____ MATERIAL TO PROCESS

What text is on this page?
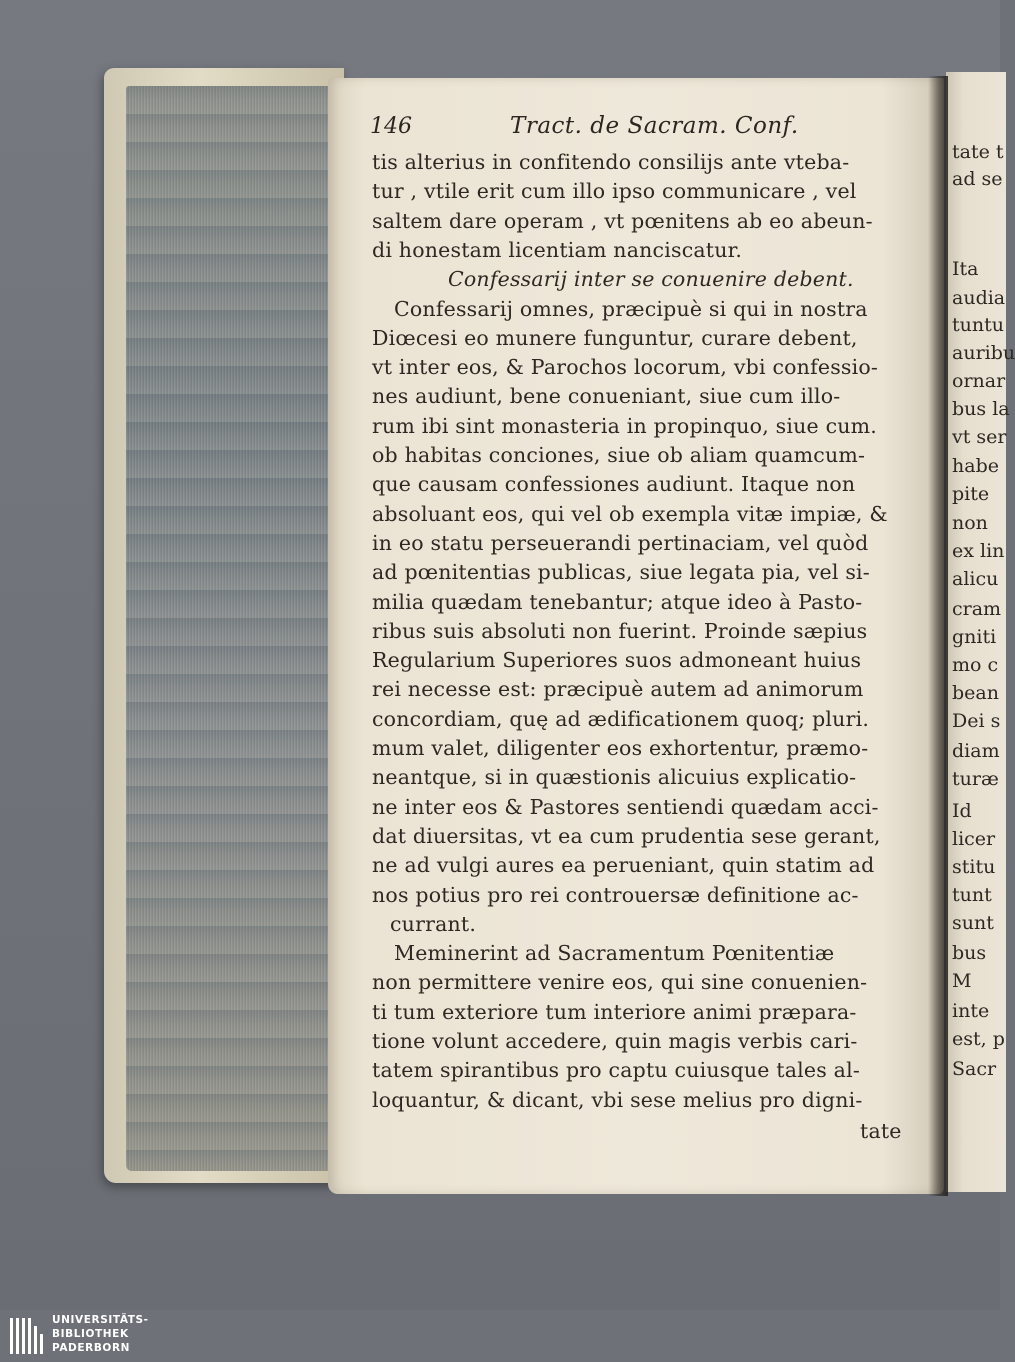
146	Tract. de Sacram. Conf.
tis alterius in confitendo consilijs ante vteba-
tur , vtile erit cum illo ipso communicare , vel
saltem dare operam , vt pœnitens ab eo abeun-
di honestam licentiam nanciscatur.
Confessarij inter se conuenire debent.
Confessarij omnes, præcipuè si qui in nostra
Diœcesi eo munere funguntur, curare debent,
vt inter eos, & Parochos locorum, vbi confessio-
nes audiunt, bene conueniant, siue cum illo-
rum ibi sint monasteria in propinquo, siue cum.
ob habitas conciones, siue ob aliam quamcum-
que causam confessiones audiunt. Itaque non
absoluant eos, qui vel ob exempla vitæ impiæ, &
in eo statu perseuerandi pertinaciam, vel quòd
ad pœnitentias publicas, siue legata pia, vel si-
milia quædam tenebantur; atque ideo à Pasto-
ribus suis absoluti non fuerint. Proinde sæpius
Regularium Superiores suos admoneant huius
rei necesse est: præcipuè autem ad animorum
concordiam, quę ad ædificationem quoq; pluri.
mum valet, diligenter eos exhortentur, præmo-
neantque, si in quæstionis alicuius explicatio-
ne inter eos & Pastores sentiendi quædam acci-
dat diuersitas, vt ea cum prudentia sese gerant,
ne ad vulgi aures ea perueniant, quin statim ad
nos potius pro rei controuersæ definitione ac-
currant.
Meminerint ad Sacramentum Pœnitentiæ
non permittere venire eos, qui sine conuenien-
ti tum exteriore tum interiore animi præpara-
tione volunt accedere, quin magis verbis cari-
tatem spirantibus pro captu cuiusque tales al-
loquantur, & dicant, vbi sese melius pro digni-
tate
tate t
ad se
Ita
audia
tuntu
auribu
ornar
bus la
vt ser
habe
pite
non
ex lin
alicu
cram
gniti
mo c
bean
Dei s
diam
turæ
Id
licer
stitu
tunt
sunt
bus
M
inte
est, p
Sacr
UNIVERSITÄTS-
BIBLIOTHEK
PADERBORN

________
____ MATERIAL TO PROCESS

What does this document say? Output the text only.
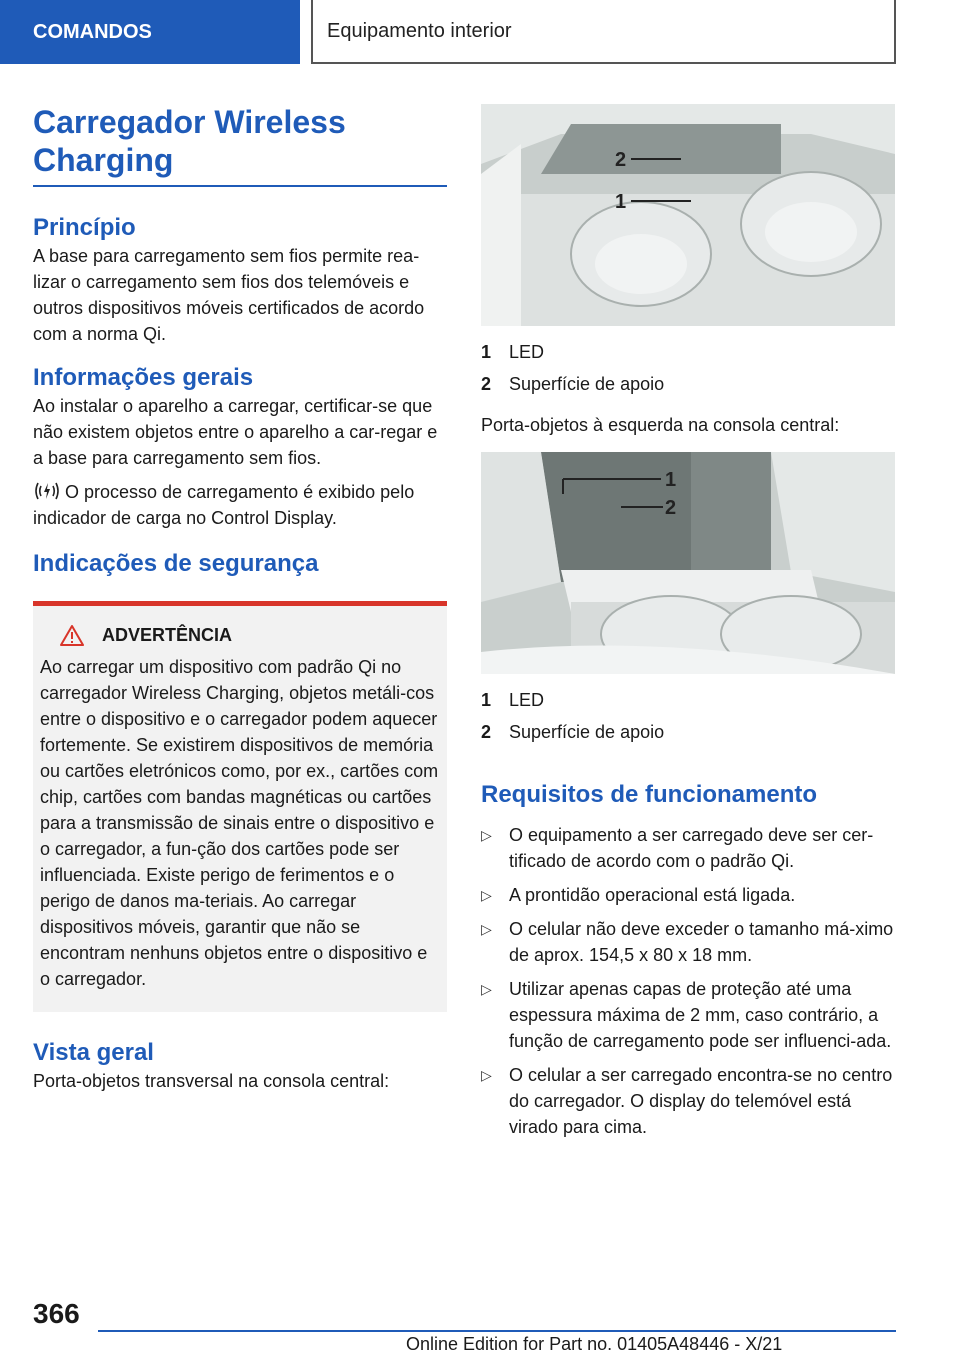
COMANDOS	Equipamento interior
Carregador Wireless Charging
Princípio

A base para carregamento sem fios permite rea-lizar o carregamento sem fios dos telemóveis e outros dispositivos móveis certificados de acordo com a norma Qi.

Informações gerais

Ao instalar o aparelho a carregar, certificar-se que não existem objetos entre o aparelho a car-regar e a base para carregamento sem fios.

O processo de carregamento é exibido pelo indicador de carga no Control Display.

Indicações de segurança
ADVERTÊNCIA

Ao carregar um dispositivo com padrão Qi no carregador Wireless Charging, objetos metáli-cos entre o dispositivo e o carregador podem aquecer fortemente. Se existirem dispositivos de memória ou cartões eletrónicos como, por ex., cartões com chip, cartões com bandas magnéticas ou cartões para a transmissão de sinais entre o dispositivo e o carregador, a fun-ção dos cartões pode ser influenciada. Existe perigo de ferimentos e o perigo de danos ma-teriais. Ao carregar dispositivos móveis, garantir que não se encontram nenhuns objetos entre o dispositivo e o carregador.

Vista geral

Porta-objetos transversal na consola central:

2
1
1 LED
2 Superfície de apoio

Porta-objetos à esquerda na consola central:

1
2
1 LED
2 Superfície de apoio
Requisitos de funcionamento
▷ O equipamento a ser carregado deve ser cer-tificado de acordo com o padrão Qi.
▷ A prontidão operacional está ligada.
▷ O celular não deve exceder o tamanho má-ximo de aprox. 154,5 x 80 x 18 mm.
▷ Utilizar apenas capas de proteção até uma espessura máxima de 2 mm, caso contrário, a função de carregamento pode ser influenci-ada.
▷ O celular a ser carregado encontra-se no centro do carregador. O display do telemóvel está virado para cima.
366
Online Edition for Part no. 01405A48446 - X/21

________

#### [INSTRUCTION]
Search the data for the word "consola" and copy each line where it appears.

#### [TASK OUTPUT]
Porta-objetos transversal na consola central:
Porta-objetos à esquerda na consola central:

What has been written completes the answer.